** Input rows **
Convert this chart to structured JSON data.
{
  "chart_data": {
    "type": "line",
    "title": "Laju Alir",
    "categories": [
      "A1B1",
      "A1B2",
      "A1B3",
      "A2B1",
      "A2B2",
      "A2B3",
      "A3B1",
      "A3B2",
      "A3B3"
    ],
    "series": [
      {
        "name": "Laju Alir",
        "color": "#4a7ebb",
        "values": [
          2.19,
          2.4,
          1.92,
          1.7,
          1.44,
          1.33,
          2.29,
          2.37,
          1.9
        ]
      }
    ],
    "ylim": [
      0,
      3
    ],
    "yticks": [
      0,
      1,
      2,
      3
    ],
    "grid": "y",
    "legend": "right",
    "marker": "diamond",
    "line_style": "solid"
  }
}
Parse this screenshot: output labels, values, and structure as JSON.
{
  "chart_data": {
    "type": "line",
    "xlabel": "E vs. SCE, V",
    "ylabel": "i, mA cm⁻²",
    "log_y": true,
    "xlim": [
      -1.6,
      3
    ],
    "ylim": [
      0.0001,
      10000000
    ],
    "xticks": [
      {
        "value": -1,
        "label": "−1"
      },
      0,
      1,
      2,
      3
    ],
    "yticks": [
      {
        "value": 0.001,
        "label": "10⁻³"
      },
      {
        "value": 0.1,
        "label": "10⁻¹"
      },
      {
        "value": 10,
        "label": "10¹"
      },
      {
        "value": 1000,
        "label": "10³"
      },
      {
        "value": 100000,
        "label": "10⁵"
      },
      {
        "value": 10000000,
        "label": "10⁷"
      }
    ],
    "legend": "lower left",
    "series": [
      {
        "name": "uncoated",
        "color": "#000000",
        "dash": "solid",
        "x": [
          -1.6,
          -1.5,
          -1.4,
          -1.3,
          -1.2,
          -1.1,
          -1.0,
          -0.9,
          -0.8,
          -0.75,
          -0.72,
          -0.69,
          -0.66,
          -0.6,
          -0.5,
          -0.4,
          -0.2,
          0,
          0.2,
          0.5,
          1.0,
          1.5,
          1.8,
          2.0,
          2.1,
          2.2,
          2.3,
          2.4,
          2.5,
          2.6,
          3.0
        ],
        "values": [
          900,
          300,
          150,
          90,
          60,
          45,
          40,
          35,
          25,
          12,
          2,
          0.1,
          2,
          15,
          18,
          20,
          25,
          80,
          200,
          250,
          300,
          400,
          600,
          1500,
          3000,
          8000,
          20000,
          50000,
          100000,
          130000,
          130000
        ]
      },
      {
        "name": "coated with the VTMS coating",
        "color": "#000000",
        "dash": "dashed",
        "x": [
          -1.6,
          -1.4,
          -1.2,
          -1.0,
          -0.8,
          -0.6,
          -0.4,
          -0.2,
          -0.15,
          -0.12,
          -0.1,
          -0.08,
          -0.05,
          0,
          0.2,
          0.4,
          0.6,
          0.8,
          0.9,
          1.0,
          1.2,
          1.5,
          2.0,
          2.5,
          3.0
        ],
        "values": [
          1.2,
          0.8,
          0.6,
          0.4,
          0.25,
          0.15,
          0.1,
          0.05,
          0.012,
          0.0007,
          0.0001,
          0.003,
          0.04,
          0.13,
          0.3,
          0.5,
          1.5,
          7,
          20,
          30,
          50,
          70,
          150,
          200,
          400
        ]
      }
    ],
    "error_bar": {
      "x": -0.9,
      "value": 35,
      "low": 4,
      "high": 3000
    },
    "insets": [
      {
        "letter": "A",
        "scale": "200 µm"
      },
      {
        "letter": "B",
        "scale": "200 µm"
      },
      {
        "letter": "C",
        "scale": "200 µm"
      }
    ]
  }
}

** To do **
Write down only how many lines in the listing contain the word "this".

** The result **
2